## AIM
A faithful transcription of all the data is required.

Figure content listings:
--- Begin ---

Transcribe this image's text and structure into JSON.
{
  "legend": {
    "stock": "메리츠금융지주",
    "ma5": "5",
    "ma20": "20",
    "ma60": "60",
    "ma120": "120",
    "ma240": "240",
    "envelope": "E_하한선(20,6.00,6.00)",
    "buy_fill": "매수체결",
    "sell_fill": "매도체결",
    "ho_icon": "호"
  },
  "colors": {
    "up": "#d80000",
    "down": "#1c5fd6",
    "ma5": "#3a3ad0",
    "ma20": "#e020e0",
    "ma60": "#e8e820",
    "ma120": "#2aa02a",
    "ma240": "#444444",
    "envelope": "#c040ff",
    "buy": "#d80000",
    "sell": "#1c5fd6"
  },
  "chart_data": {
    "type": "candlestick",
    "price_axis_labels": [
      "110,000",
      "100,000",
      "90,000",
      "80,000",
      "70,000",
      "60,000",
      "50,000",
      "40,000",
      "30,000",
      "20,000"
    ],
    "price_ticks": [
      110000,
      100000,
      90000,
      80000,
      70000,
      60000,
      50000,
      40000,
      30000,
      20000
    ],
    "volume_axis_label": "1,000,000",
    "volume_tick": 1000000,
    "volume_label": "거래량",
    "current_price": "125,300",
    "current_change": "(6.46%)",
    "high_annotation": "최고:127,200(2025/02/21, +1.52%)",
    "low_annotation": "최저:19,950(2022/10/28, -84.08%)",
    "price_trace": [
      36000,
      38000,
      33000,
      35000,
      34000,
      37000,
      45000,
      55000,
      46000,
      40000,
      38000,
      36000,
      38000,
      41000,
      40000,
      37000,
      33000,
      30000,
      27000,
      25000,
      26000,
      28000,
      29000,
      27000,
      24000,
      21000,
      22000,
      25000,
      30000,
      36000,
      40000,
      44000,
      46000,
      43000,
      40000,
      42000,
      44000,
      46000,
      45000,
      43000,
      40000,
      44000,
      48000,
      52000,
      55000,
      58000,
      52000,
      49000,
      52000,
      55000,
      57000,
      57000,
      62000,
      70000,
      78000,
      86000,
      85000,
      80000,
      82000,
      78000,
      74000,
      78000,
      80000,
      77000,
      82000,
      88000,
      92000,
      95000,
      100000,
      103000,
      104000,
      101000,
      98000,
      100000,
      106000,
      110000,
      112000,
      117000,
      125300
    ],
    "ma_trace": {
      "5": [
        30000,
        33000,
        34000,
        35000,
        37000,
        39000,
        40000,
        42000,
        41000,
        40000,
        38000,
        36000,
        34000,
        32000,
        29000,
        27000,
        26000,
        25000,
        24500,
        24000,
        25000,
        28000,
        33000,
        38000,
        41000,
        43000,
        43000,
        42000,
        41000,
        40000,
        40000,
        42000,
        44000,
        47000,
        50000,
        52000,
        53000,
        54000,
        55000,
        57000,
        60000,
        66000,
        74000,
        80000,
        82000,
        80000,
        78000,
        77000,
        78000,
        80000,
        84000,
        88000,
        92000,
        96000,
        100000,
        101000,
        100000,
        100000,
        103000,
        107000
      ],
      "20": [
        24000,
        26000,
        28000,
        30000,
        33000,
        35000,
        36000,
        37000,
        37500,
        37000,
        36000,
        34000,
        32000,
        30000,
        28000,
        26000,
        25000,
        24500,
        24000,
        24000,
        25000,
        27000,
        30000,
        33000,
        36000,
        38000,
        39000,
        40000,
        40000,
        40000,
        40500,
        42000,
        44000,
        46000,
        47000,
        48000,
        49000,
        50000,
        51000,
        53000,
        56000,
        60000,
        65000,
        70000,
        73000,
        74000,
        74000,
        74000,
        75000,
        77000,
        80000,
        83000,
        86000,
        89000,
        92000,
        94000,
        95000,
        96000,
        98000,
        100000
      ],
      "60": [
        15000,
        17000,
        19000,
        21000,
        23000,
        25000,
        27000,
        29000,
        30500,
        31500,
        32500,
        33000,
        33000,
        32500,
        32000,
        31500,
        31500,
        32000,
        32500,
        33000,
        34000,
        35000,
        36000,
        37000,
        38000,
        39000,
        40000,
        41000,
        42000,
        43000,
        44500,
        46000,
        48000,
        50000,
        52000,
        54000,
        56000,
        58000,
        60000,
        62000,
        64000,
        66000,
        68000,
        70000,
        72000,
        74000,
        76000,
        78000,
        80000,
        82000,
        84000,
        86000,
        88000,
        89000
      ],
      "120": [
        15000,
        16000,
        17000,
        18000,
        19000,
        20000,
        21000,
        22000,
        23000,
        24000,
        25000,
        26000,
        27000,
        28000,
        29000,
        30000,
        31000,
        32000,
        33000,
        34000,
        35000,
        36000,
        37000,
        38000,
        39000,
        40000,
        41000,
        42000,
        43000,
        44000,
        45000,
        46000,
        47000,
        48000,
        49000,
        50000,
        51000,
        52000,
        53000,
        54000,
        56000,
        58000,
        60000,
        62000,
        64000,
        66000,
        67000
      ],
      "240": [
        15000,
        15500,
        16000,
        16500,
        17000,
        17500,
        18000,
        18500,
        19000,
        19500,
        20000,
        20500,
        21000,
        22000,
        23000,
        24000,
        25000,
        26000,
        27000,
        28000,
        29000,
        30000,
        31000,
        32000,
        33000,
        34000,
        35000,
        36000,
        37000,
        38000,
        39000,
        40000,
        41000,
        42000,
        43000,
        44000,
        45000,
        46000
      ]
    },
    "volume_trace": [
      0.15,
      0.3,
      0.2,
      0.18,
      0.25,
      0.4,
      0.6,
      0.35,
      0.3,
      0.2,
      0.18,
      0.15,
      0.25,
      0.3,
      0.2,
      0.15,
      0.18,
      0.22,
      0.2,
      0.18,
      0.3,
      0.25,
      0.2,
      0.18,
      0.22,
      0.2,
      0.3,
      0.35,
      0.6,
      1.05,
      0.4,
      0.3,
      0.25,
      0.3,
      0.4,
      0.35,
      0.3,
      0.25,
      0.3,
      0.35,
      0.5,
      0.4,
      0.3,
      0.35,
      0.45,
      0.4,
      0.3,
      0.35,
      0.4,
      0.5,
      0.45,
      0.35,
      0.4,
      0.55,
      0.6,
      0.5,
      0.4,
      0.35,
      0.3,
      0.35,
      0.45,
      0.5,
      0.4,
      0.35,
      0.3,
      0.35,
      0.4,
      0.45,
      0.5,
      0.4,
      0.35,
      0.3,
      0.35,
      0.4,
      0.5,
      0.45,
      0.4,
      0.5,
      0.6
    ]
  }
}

--- End ---

## EXPECTED OUTPUT
Transcribe this image's text and structure into JSON.
{
  "legend": {
    "stock": "메리츠금융지주",
    "ma5": "5",
    "ma20": "20",
    "ma60": "60",
    "ma120": "120",
    "ma240": "240",
    "envelope": "E_하한선(20,6.00,6.00)",
    "buy_fill": "매수체결",
    "sell_fill": "매도체결",
    "ho_icon": "호"
  },
  "colors": {
    "up": "#d80000",
    "down": "#1c5fd6",
    "ma5": "#3a3ad0",
    "ma20": "#e020e0",
    "ma60": "#e8e820",
    "ma120": "#2aa02a",
    "ma240": "#444444",
    "envelope": "#c040ff",
    "buy": "#d80000",
    "sell": "#1c5fd6"
  },
  "chart_data": {
    "type": "candlestick",
    "price_axis_labels": [
      "110,000",
      "100,000",
      "90,000",
      "80,000",
      "70,000",
      "60,000",
      "50,000",
      "40,000",
      "30,000",
      "20,000"
    ],
    "price_ticks": [
      110000,
      100000,
      90000,
      80000,
      70000,
      60000,
      50000,
      40000,
      30000,
      20000
    ],
    "volume_axis_label": "1,000,000",
    "volume_tick": 1000000,
    "volume_label": "거래량",
    "current_price": "125,300",
    "current_change": "(6.46%)",
    "high_annotation": "최고:127,200(2025/02/21, +1.52%)",
    "low_annotation": "최저:19,950(2022/10/28, -84.08%)",
    "price_trace": [
      36000,
      38000,
      33000,
      35000,
      34000,
      37000,
      45000,
      55000,
      46000,
      40000,
      38000,
      36000,
      38000,
      41000,
      40000,
      37000,
      33000,
      30000,
      27000,
      25000,
      26000,
      28000,
      29000,
      27000,
      24000,
      21000,
      22000,
      25000,
      30000,
      36000,
      40000,
      44000,
      46000,
      43000,
      40000,
      42000,
      44000,
      46000,
      45000,
      43000,
      40000,
      44000,
      48000,
      52000,
      55000,
      58000,
      52000,
      49000,
      52000,
      55000,
      57000,
      57000,
      62000,
      70000,
      78000,
      86000,
      85000,
      80000,
      82000,
      78000,
      74000,
      78000,
      80000,
      77000,
      82000,
      88000,
      92000,
      95000,
      100000,
      103000,
      104000,
      101000,
      98000,
      100000,
      106000,
      110000,
      112000,
      117000,
      125300
    ],
    "ma_trace": {
      "5": [
        30000,
        33000,
        34000,
        35000,
        37000,
        39000,
        40000,
        42000,
        41000,
        40000,
        38000,
        36000,
        34000,
        32000,
        29000,
        27000,
        26000,
        25000,
        24500,
        24000,
        25000,
        28000,
        33000,
        38000,
        41000,
        43000,
        43000,
        42000,
        41000,
        40000,
        40000,
        42000,
        44000,
        47000,
        50000,
        52000,
        53000,
        54000,
        55000,
        57000,
        60000,
        66000,
        74000,
        80000,
        82000,
        80000,
        78000,
        77000,
        78000,
        80000,
        84000,
        88000,
        92000,
        96000,
        100000,
        101000,
        100000,
        100000,
        103000,
        107000
      ],
      "20": [
        24000,
        26000,
        28000,
        30000,
        33000,
        35000,
        36000,
        37000,
        37500,
        37000,
        36000,
        34000,
        32000,
        30000,
        28000,
        26000,
        25000,
        24500,
        24000,
        24000,
        25000,
        27000,
        30000,
        33000,
        36000,
        38000,
        39000,
        40000,
        40000,
        40000,
        40500,
        42000,
        44000,
        46000,
        47000,
        48000,
        49000,
        50000,
        51000,
        53000,
        56000,
        60000,
        65000,
        70000,
        73000,
        74000,
        74000,
        74000,
        75000,
        77000,
        80000,
        83000,
        86000,
        89000,
        92000,
        94000,
        95000,
        96000,
        98000,
        100000
      ],
      "60": [
        15000,
        17000,
        19000,
        21000,
        23000,
        25000,
        27000,
        29000,
        30500,
        31500,
        32500,
        33000,
        33000,
        32500,
        32000,
        31500,
        31500,
        32000,
        32500,
        33000,
        34000,
        35000,
        36000,
        37000,
        38000,
        39000,
        40000,
        41000,
        42000,
        43000,
        44500,
        46000,
        48000,
        50000,
        52000,
        54000,
        56000,
        58000,
        60000,
        62000,
        64000,
        66000,
        68000,
        70000,
        72000,
        74000,
        76000,
        78000,
        80000,
        82000,
        84000,
        86000,
        88000,
        89000
      ],
      "120": [
        15000,
        16000,
        17000,
        18000,
        19000,
        20000,
        21000,
        22000,
        23000,
        24000,
        25000,
        26000,
        27000,
        28000,
        29000,
        30000,
        31000,
        32000,
        33000,
        34000,
        35000,
        36000,
        37000,
        38000,
        39000,
        40000,
        41000,
        42000,
        43000,
        44000,
        45000,
        46000,
        47000,
        48000,
        49000,
        50000,
        51000,
        52000,
        53000,
        54000,
        56000,
        58000,
        60000,
        62000,
        64000,
        66000,
        67000
      ],
      "240": [
        15000,
        15500,
        16000,
        16500,
        17000,
        17500,
        18000,
        18500,
        19000,
        19500,
        20000,
        20500,
        21000,
        22000,
        23000,
        24000,
        25000,
        26000,
        27000,
        28000,
        29000,
        30000,
        31000,
        32000,
        33000,
        34000,
        35000,
        36000,
        37000,
        38000,
        39000,
        40000,
        41000,
        42000,
        43000,
        44000,
        45000,
        46000
      ]
    },
    "volume_trace": [
      0.15,
      0.3,
      0.2,
      0.18,
      0.25,
      0.4,
      0.6,
      0.35,
      0.3,
      0.2,
      0.18,
      0.15,
      0.25,
      0.3,
      0.2,
      0.15,
      0.18,
      0.22,
      0.2,
      0.18,
      0.3,
      0.25,
      0.2,
      0.18,
      0.22,
      0.2,
      0.3,
      0.35,
      0.6,
      1.05,
      0.4,
      0.3,
      0.25,
      0.3,
      0.4,
      0.35,
      0.3,
      0.25,
      0.3,
      0.35,
      0.5,
      0.4,
      0.3,
      0.35,
      0.45,
      0.4,
      0.3,
      0.35,
      0.4,
      0.5,
      0.45,
      0.35,
      0.4,
      0.55,
      0.6,
      0.5,
      0.4,
      0.35,
      0.3,
      0.35,
      0.45,
      0.5,
      0.4,
      0.35,
      0.3,
      0.35,
      0.4,
      0.45,
      0.5,
      0.4,
      0.35,
      0.3,
      0.35,
      0.4,
      0.5,
      0.45,
      0.4,
      0.5,
      0.6
    ]
  }
}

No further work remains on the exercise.